Of the lines in these entries, how many contain the string "Services"? Give the number and nothing else.

Entries taken from a collection:
____________

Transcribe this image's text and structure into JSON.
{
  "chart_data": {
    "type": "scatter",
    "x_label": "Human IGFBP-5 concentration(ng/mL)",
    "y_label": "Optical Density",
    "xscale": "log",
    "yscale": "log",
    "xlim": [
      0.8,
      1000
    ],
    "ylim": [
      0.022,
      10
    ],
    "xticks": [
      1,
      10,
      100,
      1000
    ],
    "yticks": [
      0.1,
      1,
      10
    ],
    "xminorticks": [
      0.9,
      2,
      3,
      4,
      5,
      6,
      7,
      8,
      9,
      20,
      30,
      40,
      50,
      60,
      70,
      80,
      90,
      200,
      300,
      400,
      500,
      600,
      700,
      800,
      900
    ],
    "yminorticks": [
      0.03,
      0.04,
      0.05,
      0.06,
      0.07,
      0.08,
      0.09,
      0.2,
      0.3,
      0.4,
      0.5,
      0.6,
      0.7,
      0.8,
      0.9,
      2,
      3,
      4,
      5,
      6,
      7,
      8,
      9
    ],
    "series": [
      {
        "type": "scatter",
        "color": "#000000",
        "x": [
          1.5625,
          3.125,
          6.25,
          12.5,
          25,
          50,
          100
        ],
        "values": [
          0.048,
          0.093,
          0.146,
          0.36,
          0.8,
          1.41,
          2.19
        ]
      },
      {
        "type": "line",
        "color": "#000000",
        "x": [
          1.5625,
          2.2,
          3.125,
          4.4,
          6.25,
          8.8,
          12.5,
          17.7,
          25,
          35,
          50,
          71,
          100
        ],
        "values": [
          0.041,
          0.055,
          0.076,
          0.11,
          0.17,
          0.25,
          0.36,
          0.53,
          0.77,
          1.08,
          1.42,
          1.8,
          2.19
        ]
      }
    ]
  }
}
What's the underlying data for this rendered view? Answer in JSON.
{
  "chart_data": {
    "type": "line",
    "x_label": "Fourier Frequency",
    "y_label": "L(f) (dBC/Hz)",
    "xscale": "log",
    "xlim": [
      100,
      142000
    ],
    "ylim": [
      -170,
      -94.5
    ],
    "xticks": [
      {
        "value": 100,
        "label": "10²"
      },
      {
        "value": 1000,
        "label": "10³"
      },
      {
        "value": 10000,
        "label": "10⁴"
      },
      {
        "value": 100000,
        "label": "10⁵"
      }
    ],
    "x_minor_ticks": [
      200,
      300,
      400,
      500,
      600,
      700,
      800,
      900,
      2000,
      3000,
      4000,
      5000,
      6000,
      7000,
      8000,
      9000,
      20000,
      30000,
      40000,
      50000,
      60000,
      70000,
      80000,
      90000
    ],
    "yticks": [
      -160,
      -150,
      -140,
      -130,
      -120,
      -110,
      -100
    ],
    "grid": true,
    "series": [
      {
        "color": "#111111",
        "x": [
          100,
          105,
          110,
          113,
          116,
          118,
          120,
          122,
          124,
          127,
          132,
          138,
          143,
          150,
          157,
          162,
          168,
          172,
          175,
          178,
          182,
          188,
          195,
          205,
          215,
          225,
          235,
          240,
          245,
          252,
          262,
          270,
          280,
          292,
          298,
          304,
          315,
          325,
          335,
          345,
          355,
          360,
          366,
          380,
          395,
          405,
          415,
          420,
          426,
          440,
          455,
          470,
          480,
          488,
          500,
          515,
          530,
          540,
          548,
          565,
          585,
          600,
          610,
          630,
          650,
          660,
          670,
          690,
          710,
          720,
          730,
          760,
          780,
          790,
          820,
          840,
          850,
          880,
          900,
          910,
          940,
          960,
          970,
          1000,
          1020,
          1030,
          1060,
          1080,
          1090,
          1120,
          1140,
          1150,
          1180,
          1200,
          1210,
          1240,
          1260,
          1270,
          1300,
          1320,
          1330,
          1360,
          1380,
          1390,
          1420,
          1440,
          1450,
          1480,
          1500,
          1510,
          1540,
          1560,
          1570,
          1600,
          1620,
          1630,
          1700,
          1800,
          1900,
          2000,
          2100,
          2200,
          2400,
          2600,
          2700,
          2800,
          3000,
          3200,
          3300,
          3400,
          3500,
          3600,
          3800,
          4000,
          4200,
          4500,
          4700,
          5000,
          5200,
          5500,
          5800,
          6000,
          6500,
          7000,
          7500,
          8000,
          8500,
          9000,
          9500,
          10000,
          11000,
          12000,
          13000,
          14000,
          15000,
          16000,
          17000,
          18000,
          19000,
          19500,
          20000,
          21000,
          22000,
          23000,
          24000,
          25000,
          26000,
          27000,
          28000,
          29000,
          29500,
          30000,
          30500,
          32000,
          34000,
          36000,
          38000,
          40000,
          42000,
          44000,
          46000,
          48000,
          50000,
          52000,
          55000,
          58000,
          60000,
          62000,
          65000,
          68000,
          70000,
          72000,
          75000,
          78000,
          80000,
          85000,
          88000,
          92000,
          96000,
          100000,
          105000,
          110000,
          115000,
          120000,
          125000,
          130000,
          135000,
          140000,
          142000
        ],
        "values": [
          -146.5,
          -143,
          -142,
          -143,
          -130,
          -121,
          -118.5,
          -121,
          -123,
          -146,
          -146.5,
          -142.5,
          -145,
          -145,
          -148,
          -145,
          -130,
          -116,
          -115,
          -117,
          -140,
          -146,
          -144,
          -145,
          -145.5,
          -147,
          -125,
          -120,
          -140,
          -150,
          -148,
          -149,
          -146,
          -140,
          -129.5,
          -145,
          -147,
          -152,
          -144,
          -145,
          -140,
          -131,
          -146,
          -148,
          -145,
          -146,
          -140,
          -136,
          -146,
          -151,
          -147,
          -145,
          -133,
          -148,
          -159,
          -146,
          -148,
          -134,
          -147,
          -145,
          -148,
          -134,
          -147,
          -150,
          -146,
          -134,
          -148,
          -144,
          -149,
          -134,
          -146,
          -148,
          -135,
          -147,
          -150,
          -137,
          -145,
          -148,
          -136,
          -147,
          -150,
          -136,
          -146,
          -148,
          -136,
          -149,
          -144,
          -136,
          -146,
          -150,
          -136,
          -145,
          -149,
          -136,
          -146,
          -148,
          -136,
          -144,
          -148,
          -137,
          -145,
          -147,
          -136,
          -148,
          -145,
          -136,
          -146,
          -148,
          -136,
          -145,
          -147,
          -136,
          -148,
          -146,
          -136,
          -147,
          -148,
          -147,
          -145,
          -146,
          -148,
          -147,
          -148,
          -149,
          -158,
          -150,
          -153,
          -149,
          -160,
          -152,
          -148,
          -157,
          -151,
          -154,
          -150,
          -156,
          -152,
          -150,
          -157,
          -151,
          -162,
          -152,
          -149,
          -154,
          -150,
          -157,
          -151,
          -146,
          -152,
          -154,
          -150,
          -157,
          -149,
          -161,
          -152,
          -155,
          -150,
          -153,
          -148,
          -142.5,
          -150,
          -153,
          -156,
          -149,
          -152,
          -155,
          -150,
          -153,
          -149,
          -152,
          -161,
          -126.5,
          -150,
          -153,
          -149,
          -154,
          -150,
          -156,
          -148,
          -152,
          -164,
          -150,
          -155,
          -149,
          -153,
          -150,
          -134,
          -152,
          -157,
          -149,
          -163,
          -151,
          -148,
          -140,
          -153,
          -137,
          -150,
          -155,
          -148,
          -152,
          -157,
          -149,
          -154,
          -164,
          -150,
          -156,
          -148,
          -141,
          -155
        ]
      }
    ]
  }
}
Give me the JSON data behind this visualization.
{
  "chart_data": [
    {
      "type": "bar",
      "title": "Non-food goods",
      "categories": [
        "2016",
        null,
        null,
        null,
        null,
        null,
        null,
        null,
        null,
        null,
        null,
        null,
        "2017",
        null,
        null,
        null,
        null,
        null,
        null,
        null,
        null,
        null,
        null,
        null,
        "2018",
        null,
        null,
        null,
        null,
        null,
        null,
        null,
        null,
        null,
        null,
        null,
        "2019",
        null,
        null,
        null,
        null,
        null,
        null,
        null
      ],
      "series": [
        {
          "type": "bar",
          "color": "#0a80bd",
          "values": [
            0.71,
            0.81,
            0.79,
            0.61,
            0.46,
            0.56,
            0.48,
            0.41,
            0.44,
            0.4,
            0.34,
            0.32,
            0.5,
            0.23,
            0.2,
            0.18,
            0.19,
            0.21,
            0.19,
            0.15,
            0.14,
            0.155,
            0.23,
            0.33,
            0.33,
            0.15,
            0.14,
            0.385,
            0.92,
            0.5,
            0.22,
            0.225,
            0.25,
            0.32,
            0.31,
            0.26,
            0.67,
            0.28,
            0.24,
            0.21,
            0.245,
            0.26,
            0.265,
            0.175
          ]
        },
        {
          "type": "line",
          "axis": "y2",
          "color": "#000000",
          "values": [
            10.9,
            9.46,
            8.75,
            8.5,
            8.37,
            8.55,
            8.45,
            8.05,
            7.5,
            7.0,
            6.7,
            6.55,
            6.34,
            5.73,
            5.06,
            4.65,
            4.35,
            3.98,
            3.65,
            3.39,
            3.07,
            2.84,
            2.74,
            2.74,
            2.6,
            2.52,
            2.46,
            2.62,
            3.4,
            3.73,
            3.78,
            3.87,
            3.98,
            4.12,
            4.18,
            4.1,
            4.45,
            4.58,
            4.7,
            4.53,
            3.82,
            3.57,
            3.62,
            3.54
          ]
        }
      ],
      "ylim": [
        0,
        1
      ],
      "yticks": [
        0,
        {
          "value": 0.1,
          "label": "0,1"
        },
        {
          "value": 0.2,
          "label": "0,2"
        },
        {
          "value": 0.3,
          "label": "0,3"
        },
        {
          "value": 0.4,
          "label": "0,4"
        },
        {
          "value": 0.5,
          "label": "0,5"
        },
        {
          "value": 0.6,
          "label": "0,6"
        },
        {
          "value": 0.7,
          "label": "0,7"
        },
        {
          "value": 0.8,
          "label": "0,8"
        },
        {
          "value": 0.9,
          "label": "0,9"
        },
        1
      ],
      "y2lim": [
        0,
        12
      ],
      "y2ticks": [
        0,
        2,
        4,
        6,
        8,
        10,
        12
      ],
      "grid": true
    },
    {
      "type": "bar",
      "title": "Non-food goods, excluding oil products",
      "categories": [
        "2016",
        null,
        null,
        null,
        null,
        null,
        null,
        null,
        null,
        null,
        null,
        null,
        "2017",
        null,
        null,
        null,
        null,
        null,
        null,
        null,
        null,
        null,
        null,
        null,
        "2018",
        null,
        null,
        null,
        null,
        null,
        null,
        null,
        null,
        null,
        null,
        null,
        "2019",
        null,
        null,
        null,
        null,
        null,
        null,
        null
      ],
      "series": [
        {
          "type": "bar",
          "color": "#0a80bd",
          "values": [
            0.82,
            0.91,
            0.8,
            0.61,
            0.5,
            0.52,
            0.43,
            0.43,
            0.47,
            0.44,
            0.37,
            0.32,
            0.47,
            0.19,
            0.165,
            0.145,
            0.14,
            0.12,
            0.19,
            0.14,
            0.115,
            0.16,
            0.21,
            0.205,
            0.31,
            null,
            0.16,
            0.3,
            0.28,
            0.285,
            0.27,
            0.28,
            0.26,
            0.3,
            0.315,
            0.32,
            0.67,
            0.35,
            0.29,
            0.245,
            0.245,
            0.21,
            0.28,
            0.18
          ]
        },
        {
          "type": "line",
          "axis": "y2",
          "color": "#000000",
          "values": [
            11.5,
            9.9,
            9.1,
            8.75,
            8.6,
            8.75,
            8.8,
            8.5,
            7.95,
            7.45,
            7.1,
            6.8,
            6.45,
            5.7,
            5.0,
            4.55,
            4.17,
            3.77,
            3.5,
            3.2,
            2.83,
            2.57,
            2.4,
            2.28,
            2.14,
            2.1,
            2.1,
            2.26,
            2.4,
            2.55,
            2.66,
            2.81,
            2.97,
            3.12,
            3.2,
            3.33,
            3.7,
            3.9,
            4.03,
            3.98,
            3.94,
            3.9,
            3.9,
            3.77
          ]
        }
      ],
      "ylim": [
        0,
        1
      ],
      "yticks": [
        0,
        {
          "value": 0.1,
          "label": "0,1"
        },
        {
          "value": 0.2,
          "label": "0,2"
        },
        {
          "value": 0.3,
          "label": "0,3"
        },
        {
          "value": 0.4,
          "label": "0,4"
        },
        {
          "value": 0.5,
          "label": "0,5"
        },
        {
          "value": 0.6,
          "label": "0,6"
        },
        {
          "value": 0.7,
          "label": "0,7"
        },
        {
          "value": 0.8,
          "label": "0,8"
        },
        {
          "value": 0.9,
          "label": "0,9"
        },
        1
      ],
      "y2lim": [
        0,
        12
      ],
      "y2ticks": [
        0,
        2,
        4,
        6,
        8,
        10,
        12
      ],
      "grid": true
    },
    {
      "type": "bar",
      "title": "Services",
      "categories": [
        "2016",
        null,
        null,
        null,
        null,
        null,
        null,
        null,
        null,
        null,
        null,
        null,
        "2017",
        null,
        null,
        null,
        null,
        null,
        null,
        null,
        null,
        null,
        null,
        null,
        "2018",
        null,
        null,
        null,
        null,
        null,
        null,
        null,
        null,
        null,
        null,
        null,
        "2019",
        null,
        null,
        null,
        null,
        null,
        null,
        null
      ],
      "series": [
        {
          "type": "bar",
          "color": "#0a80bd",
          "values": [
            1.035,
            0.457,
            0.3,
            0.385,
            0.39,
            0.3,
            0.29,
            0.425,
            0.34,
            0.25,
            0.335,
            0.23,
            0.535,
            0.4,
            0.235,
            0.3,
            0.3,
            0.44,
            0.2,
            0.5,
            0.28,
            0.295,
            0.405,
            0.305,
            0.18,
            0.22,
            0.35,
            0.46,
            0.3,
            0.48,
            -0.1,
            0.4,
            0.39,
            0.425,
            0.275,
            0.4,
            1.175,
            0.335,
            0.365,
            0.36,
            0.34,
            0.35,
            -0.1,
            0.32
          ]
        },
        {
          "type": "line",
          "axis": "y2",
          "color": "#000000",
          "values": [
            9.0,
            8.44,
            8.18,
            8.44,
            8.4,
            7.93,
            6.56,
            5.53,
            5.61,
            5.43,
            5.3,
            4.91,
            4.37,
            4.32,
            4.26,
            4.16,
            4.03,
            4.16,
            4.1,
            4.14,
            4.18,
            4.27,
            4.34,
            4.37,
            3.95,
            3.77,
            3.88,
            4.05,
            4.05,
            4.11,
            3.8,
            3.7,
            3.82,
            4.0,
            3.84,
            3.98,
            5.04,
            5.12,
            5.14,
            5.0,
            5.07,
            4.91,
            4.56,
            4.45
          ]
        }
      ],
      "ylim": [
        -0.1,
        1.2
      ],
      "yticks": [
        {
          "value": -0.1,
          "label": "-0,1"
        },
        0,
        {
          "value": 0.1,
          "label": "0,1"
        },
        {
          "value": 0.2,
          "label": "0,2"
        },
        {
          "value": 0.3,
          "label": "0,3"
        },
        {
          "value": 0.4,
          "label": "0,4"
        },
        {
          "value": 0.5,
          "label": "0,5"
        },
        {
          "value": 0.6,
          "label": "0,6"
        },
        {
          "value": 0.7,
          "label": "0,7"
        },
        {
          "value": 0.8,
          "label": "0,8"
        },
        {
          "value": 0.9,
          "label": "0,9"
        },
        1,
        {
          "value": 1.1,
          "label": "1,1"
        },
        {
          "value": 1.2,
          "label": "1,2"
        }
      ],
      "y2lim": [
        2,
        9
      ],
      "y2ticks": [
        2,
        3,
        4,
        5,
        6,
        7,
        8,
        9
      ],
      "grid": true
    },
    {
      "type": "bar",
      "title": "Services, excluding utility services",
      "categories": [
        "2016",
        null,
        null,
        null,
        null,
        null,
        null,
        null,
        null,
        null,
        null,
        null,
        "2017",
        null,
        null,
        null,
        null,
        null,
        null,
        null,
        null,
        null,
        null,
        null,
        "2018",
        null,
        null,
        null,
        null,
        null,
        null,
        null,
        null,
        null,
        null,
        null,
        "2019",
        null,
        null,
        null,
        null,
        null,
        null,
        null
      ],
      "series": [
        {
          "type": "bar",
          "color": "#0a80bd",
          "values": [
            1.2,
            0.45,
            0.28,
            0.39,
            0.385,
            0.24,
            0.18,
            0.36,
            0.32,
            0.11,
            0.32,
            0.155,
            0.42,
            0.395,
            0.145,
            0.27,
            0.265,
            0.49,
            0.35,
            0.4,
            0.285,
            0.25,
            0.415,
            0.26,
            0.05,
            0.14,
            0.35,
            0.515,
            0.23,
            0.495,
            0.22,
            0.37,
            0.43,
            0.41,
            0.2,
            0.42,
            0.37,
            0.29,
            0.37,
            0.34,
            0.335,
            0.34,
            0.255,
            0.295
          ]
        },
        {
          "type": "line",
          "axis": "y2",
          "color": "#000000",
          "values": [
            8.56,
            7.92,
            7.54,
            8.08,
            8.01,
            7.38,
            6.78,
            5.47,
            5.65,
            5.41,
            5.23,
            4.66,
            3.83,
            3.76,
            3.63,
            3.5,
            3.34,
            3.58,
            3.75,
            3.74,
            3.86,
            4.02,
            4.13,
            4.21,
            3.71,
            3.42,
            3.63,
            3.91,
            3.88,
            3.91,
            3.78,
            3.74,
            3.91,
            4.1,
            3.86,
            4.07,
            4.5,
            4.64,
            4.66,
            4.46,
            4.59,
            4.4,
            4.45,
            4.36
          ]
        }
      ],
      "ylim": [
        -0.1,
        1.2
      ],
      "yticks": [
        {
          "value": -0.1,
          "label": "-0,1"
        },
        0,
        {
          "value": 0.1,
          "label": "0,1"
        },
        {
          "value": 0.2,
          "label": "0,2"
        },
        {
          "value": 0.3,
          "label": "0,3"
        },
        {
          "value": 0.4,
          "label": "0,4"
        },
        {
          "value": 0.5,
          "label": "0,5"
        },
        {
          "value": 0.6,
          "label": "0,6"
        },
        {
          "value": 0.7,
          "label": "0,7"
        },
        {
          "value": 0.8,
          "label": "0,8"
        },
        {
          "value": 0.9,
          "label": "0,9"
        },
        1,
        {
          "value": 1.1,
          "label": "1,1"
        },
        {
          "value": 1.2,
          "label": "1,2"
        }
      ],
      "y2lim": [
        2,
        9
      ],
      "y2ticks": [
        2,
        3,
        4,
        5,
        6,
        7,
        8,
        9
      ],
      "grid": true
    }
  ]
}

____________

#### [ANSWER TO THE TASK]
2